* Task list *
(a) From the Glam Slam text below, write out the passage starting at "The opening lines" and ending at "Diamonds and Pearls.".
(b) Translate this sentence from the Glam Slam text below into Spanish: "The building was reconfigured following the closure and reopened as the nightclub Epic."

* Source *
"Glam Slam" is a song by American musician Prince, and the second single from his tenth album, Lovesexy (1988). The song has sexual overtones with a spiritual undertone and fits the Lovesexy theme of integrating God and sex. The song is complex musically, recalling "Life Can Be So Nice" from Parade. It ends with a chorus of strings (played on the keyboard). A 12" single remix of the song by Shep Pettibone and Steve Peck mainly includes dance beats and extra instrumentation and samples.

The B-side, "Escape (Free yo mind from this rat race)", is somewhat of a remix, sampling the chorus from "Glam Slam", but adding all new lyrics and a funky bass guitar. The theme of "Escape" is more anti-drugs and gangs and is generally more of a dance number than "Glam Slam". The edit of "Escape" was included on 1993's The Hits/The B-Sides.

The opening lines to "Escape" were lifted from the Camille outtake, "Rebirth of the Flesh". These lines also kicked off the Lovesexy World Tour, before leading into "Erotic City".

Prince recorded a new version in 1991 called "Glam Slam '91" that later was the basis of "Gett Off" from Diamonds and Pearls.

Glam Slam nightclubs
In late 1989, Prince and Gilbert Davison (former Prince Manager and President of Paisley Park) opened a nightclub in Minneapolis named after the song and partially decorated with paintings by Brian Canfield Mitchell. After eight years of frustration vis-a-vis its more established rival First Avenue, he then sold his 10% stake in the club and Gilbert Davison renamed it The Quest. The club became one of the premier nightspots in the Twin Cities, rivaling First Avenue as a live music venue, before closing in 2006 due to a fire in the club. The building was reconfigured following the closure and reopened as the nightclub Epic.

Other Glam Slam clubs opened in Miami (Glam Slam East), Los Angeles (Glam Slam West), and Yokohama (Glam Slam Yokohama); all have since closed, or closed and reopened under new management not tied to Prince.

* Data records *
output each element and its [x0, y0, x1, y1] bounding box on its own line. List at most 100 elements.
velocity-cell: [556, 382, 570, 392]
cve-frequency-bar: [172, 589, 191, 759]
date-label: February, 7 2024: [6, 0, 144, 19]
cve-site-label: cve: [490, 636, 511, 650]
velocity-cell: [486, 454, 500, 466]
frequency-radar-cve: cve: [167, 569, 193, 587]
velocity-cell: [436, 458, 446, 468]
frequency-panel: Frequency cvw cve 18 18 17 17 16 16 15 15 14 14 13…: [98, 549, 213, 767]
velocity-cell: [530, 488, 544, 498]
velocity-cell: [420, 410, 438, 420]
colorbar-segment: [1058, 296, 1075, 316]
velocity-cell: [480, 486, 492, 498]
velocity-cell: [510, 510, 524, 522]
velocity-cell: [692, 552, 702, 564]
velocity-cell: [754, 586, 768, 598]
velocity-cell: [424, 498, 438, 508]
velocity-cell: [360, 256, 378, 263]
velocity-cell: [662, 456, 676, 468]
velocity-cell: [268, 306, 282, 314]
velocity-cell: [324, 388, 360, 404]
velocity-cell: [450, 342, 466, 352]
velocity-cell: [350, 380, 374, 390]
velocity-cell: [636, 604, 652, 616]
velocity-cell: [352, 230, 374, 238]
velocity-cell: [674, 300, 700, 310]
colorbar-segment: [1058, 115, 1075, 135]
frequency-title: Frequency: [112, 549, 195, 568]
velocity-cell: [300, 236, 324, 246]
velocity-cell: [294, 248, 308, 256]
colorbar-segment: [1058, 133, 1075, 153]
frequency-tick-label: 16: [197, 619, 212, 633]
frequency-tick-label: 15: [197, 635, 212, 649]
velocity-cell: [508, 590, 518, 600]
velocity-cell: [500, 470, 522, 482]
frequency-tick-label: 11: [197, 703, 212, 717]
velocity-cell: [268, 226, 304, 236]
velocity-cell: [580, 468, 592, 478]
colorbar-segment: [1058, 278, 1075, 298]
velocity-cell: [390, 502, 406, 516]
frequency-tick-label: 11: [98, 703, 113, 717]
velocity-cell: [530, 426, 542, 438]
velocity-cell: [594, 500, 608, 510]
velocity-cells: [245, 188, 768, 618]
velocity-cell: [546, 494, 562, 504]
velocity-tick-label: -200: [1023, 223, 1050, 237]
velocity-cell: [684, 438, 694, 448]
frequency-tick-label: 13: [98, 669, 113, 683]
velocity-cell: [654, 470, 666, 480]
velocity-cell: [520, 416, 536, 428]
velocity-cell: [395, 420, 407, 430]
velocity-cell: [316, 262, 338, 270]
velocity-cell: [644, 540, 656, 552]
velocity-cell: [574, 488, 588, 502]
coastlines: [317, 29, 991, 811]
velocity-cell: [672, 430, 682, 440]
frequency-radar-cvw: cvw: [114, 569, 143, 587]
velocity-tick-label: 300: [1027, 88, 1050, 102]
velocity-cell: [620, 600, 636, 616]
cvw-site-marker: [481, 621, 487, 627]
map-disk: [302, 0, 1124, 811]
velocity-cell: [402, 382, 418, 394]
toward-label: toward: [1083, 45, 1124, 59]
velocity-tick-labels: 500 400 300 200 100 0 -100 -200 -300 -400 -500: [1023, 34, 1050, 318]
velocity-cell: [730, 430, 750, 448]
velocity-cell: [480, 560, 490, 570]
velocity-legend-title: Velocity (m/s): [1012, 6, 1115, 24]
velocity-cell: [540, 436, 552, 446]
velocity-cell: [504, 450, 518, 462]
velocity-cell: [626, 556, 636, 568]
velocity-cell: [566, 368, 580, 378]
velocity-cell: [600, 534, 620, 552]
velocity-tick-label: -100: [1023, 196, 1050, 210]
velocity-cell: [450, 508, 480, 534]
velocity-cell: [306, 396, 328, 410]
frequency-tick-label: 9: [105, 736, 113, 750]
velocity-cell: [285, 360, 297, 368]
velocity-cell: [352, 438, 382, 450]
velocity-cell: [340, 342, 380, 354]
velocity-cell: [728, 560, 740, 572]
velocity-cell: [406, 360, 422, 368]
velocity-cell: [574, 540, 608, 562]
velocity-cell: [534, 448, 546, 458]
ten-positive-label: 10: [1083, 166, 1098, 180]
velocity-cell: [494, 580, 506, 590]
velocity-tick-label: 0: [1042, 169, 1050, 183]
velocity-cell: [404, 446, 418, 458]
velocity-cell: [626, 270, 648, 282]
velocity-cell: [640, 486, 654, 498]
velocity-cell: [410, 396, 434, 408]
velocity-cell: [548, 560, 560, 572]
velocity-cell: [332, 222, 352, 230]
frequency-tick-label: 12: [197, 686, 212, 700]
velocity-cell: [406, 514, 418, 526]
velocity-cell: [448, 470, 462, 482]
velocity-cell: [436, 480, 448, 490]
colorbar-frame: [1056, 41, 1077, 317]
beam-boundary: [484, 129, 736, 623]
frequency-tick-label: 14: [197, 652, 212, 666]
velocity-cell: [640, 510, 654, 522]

* Answers per task *
(a)
The opening lines to "Escape" were lifted from the Camille outtake, "Rebirth of the Flesh". These lines also kicked off the Lovesexy World Tour, before leading into "Erotic City".

Prince recorded a new version in 1991 called "Glam Slam '91" that later was the basis of "Gett Off" from Diamonds and Pearls.

(b) El edificio fue reconfigurado tras el cierre y reabrió como la discoteca Epic.